BEGIN Extract provided

When training the models, according to aspects of the present disclosure, two types of losses may be used. According to the standard prediction model, the result of the prediction, Y_hat, and ground truth, Y, may be used to compute the data_loss. In the intervention model (FIG. 2B) the intermediate tensors, parent, complement, child, and child_complement, may be used to compute a robustness loss by computing the difference between their distribution (e.g., mean, variance), correlation, mutual information, or the like. At evaluation time, the model can run both normal prediction (FIG. 2A) and intervention prediction (FIG. 2B). The workflow maybe the same as training time.



FIG. 3 depicts a diagram illustrating an example of a hardware implementation for a vehicle control system 300, according to aspects of the present disclosure. The vehicle control system 300 may be part of a passenger vehicle, a carrier vehicle, or other device. For example, as shown in FIG. 3, the vehicle control system 300 may be a component of an autonomous or semi-autonomous car 328. Aspects of the present disclosure are not limited to the vehicle control system 300 being a component of the car 328, as other devices, including, but not limited to, autonomous, semi-autonomous, or other probabilistic prediction or planning systems may also include and use the vehicle control system 300, particularly a prediction system 308, described herein.

END Extract provided

*Direction A*
List every line in the records that contains the string "предлагаемые".

BEGIN The input

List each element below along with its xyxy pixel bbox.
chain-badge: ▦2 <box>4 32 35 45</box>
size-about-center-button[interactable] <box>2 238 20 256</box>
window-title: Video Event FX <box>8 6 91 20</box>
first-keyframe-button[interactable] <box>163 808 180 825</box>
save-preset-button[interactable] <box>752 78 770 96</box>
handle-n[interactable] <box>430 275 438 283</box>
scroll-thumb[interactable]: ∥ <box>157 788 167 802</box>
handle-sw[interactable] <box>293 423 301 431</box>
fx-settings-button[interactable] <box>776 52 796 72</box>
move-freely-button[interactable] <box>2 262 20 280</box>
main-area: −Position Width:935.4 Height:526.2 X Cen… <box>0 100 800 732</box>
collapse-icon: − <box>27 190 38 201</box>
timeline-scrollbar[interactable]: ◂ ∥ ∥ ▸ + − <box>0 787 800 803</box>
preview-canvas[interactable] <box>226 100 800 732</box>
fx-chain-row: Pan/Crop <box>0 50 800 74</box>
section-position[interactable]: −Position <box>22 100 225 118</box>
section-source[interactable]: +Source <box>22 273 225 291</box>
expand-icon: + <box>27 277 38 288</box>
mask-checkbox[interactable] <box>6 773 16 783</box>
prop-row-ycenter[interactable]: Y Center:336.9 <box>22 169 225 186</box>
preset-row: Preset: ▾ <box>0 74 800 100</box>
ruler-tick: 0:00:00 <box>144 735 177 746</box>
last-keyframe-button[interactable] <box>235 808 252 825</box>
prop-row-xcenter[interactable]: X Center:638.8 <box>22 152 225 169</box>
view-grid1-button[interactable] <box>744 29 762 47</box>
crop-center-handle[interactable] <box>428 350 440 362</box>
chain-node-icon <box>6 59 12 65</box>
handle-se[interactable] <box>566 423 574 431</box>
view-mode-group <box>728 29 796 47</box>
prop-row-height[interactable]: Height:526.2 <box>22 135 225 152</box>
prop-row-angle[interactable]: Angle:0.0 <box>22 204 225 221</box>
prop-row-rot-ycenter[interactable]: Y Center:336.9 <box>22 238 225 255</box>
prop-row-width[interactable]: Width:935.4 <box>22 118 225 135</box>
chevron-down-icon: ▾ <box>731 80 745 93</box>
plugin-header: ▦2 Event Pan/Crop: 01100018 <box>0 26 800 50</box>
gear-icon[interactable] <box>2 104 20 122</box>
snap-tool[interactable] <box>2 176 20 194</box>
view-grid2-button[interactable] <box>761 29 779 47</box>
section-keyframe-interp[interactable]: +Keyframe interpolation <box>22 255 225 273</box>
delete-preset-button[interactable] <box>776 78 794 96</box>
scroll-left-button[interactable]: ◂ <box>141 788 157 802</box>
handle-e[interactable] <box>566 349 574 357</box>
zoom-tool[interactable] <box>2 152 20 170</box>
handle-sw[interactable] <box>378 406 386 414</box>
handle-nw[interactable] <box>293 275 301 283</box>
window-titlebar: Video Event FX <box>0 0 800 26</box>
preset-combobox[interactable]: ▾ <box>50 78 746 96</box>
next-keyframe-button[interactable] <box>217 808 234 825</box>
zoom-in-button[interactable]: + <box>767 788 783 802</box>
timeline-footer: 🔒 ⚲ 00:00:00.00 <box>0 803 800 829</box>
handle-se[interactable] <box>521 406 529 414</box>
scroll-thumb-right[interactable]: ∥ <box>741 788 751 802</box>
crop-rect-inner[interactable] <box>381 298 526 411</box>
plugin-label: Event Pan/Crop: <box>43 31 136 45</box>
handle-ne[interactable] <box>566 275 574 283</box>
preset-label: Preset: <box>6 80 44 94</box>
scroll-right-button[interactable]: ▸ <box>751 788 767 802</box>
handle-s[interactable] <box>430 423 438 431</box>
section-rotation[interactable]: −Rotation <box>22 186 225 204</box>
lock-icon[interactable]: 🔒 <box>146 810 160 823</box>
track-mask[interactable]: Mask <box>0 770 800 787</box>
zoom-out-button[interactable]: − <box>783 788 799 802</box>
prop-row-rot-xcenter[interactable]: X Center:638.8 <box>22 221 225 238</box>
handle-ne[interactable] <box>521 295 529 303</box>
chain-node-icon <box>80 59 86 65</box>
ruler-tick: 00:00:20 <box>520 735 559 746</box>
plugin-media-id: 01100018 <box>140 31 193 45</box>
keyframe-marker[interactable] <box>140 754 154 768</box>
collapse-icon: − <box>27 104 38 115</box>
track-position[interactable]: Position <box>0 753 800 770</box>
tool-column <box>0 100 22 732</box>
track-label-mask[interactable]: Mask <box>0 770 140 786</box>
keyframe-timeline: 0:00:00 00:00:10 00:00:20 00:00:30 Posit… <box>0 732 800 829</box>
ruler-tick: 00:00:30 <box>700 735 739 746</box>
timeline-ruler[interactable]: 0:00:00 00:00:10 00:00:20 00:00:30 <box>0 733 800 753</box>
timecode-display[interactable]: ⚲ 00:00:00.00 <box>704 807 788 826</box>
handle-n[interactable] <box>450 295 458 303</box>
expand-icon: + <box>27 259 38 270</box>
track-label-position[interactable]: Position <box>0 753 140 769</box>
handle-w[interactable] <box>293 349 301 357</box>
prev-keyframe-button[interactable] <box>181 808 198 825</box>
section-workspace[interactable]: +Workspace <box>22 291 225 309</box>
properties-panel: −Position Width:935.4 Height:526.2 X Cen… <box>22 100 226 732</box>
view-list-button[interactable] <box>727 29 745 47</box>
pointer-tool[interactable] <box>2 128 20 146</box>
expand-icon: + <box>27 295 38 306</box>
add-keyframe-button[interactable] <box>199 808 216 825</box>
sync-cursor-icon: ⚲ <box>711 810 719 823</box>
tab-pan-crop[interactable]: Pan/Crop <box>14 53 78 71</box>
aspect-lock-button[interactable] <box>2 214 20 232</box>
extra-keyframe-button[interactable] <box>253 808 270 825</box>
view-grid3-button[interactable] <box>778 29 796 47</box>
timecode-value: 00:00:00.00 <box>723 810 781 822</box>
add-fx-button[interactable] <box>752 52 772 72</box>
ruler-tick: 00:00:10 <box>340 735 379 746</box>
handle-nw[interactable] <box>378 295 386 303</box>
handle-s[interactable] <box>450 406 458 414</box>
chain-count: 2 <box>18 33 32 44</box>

END The input
BEGIN The input

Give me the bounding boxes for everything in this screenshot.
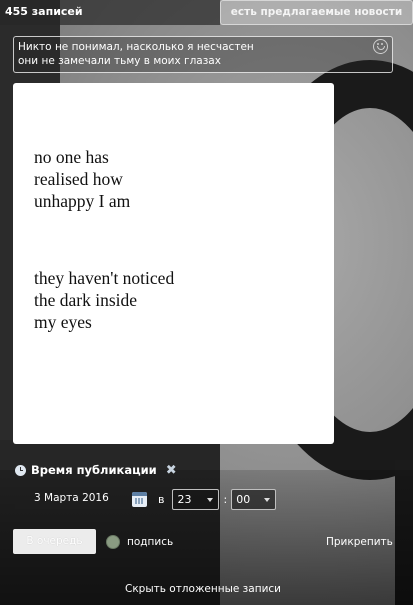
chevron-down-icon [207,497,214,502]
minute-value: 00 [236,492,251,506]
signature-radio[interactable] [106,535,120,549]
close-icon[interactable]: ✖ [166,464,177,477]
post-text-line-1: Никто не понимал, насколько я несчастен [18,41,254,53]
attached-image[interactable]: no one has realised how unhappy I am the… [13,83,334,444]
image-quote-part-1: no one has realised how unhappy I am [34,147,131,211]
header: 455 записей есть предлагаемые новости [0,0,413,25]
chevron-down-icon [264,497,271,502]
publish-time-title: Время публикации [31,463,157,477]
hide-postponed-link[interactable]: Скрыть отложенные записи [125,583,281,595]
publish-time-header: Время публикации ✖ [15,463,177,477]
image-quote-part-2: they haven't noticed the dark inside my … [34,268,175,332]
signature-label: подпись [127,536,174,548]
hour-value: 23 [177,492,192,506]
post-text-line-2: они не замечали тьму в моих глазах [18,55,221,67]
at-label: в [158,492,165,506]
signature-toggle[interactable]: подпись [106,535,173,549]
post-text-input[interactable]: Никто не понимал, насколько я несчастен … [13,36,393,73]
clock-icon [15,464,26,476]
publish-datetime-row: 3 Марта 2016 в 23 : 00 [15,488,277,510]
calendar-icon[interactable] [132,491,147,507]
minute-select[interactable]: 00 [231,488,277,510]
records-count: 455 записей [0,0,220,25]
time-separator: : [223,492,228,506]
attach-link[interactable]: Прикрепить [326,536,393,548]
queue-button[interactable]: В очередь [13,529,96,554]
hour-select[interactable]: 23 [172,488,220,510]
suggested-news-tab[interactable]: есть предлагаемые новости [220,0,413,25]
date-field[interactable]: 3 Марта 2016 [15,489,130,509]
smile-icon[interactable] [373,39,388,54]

END The input

*Direction B*
In the patent excerpt, what kind of car may vehicle control system 300 be a component of?

*Output A*
header: 455 записей есть предлагаемые новости [0,0,413,25]
suggested-news-tab[interactable]: есть предлагаемые новости [220,0,413,25]

*Output B*
An autonomous or semi-autonomous car.